● **Problem statement**
Repeat the lines in the entries below verbatim, from the line containing "spike-point-series-1 [225,227,231,233]" through the line containing "spike-point-series-1 [443,227,449,233]", including both of those lines.

——————————

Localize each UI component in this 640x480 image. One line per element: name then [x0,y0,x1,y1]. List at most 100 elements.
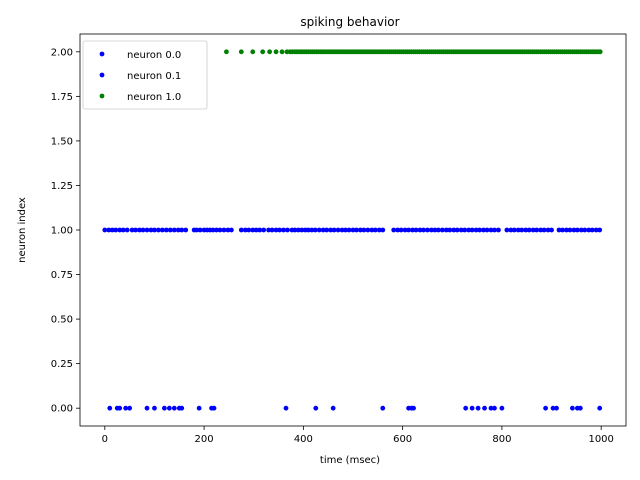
spike-point-series-1 [225,227,231,233]
spike-point-series-1 [413,227,419,233]
spike-point-series-2 [260,49,266,55]
spike-point-series-1 [328,227,334,233]
x-tick-label: 400 [294,434,313,445]
spike-point-series-1 [402,227,408,233]
spike-point-series-1 [508,227,514,233]
spike-point-series-0 [283,405,289,411]
spike-point-series-1 [586,227,592,233]
spike-point-series-1 [246,227,252,233]
spike-point-series-1 [504,227,510,233]
spike-point-series-1 [238,227,244,233]
spike-point-series-0 [161,405,167,411]
spike-point-series-1 [309,227,315,233]
spike-point-series-1 [163,227,169,233]
y-tick-label: 0.50 [51,315,73,326]
spike-point-series-1 [567,227,573,233]
spike-point-series-2 [267,49,273,55]
spike-point-series-1 [335,227,341,233]
spike-point-series-1 [358,227,363,233]
y-tick-label: 1.25 [51,181,73,192]
spike-point-series-1 [156,227,161,233]
spike-point-series-0 [313,405,319,411]
spike-point-series-1 [425,227,430,233]
y-tick-label: 1.00 [51,226,73,237]
spike-point-series-1 [369,227,375,233]
spike-point-series-1 [281,227,286,233]
spike-point-series-1 [410,227,415,233]
spike-point-series-1 [253,227,259,233]
spike-point-series-1 [194,227,200,233]
spike-point-series-1 [526,227,532,233]
spike-point-series-1 [447,227,453,233]
spike-point-series-1 [597,227,603,233]
spike-point-series-1 [183,227,189,233]
legend-items: neuron 0.0 neuron 0.1 neuron 1.0 [99,50,181,103]
spike-point-series-1 [113,227,119,233]
spike-point-series-1 [421,227,426,233]
legend-label-series-2: neuron 1.0 [127,92,181,103]
spike-point-series-0 [482,405,487,411]
spike-point-series-1 [556,227,562,233]
spike-point-series-1 [443,227,449,233]
spike-point-series-0 [117,405,123,411]
spike-point-series-1 [217,227,223,233]
spike-point-series-1 [361,227,367,233]
spike-point-series-0 [107,405,113,411]
spike-point-series-1 [469,227,475,233]
spike-point-series-1 [109,227,115,233]
spike-point-series-1 [350,227,356,233]
spike-point-series-1 [439,227,445,233]
spike-point-series-1 [406,227,411,233]
spike-point-series-1 [305,227,311,233]
spike-point-series-1 [257,227,263,233]
spike-point-series-0 [179,405,185,411]
chart-title: spiking behavior [300,15,399,29]
spike-point-series-1 [574,227,580,233]
spike-point-series-1 [417,227,423,233]
spike-point-series-1 [137,227,142,233]
spike-point-series-0 [597,405,603,411]
spike-point-series-1 [435,227,441,233]
y-tick-label: 0.25 [51,359,73,370]
spike-point-series-1 [541,227,547,233]
legend-box [82,40,208,110]
spike-point-series-1 [477,227,482,233]
spike-point-series-0 [166,405,172,411]
spike-point-series-1 [380,227,386,233]
spike-point-series-1 [473,227,479,233]
spike-point-series-1 [511,227,517,233]
spike-point-series-1 [250,227,256,233]
spike-point-series-0 [550,405,556,411]
spike-point-series-1 [221,227,227,233]
spike-point-series-1 [277,227,282,233]
spike-point-series-0 [569,405,575,411]
spike-point-series-2 [224,49,229,55]
plot-layer [102,49,603,411]
spike-point-series-1 [242,227,248,233]
spike-point-series-0 [543,405,548,411]
spike-point-series-0 [123,405,129,411]
spike-point-series-1 [462,227,468,233]
spike-point-series-1 [376,227,382,233]
spike-point-series-1 [538,227,544,233]
spike-point-series-1 [292,227,298,233]
spike-point-series-1 [398,227,404,233]
legend-marker-series-2 [99,93,105,99]
spike-point-series-1 [549,227,554,233]
legend-label-series-0: neuron 0.0 [127,50,181,61]
spike-point-series-2 [238,49,244,55]
spike-point-series-1 [120,227,126,233]
spike-point-series-1 [339,227,345,233]
x-tick-label: 1000 [588,434,613,445]
spike-point-series-1 [582,227,588,233]
spike-point-series-1 [299,227,305,233]
spike-point-series-1 [160,227,165,233]
spike-point-series-1 [346,227,352,233]
spike-point-series-1 [451,227,457,233]
legend-marker-series-0 [99,51,105,57]
spike-point-series-0 [488,405,494,411]
spike-point-series-1 [560,227,565,233]
spike-point-series-0 [196,405,202,411]
spike-point-series-1 [228,227,234,233]
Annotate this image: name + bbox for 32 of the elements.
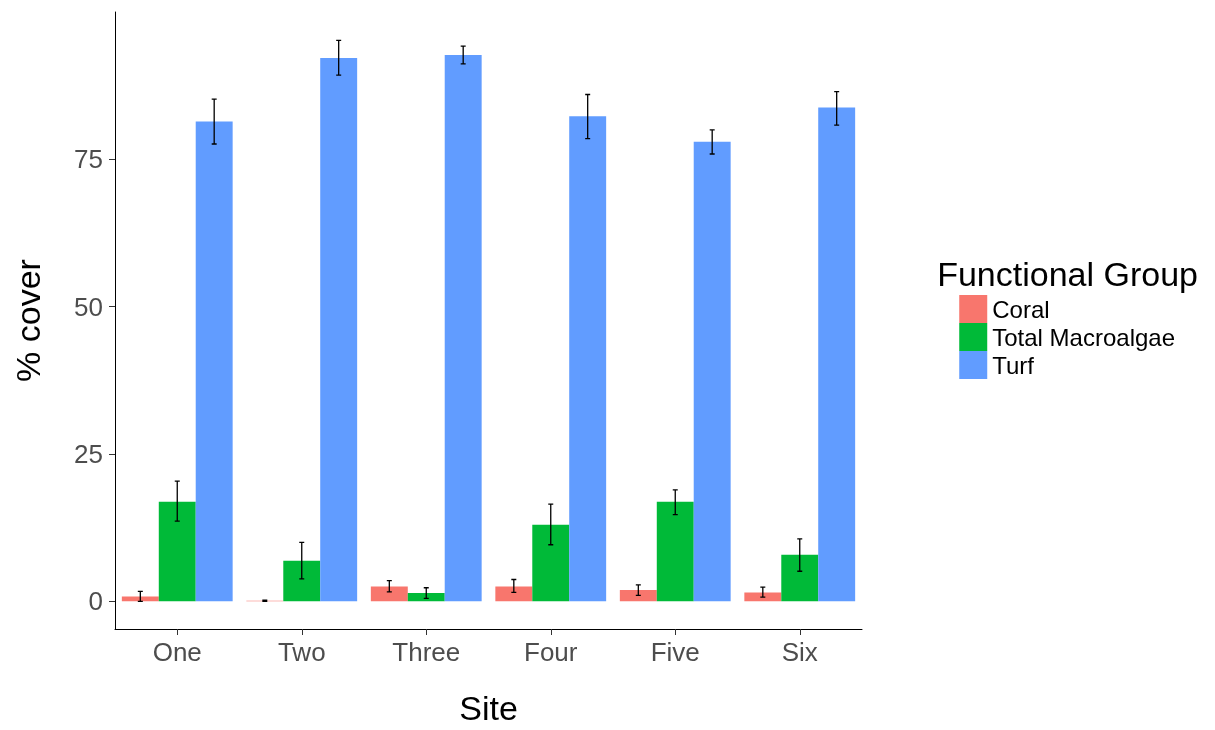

——————————

● **Solution to this task**
spike-point-series-1 [225,227,231,233]
spike-point-series-1 [413,227,419,233]
spike-point-series-2 [260,49,266,55]
spike-point-series-1 [328,227,334,233]
x-tick-label: 400 [294,434,313,445]
spike-point-series-1 [402,227,408,233]
spike-point-series-1 [508,227,514,233]
spike-point-series-0 [283,405,289,411]
spike-point-series-1 [586,227,592,233]
spike-point-series-1 [246,227,252,233]
spike-point-series-1 [504,227,510,233]
spike-point-series-1 [238,227,244,233]
spike-point-series-0 [161,405,167,411]
spike-point-series-1 [309,227,315,233]
spike-point-series-1 [163,227,169,233]
y-tick-label: 0.50 [51,315,73,326]
spike-point-series-1 [567,227,573,233]
spike-point-series-2 [267,49,273,55]
spike-point-series-1 [335,227,341,233]
spike-point-series-1 [358,227,363,233]
y-tick-label: 1.25 [51,181,73,192]
spike-point-series-1 [156,227,161,233]
spike-point-series-0 [313,405,319,411]
spike-point-series-1 [425,227,430,233]
y-tick-label: 1.00 [51,226,73,237]
spike-point-series-1 [369,227,375,233]
spike-point-series-1 [281,227,286,233]
spike-point-series-1 [410,227,415,233]
spike-point-series-1 [253,227,259,233]
spike-point-series-1 [194,227,200,233]
spike-point-series-1 [526,227,532,233]
spike-point-series-1 [447,227,453,233]
spike-point-series-1 [597,227,603,233]
spike-point-series-1 [183,227,189,233]
legend-items: neuron 0.0 neuron 0.1 neuron 1.0 [99,50,181,103]
spike-point-series-1 [113,227,119,233]
spike-point-series-1 [421,227,426,233]
legend-label-series-2: neuron 1.0 [127,92,181,103]
spike-point-series-0 [482,405,487,411]
spike-point-series-1 [556,227,562,233]
spike-point-series-1 [443,227,449,233]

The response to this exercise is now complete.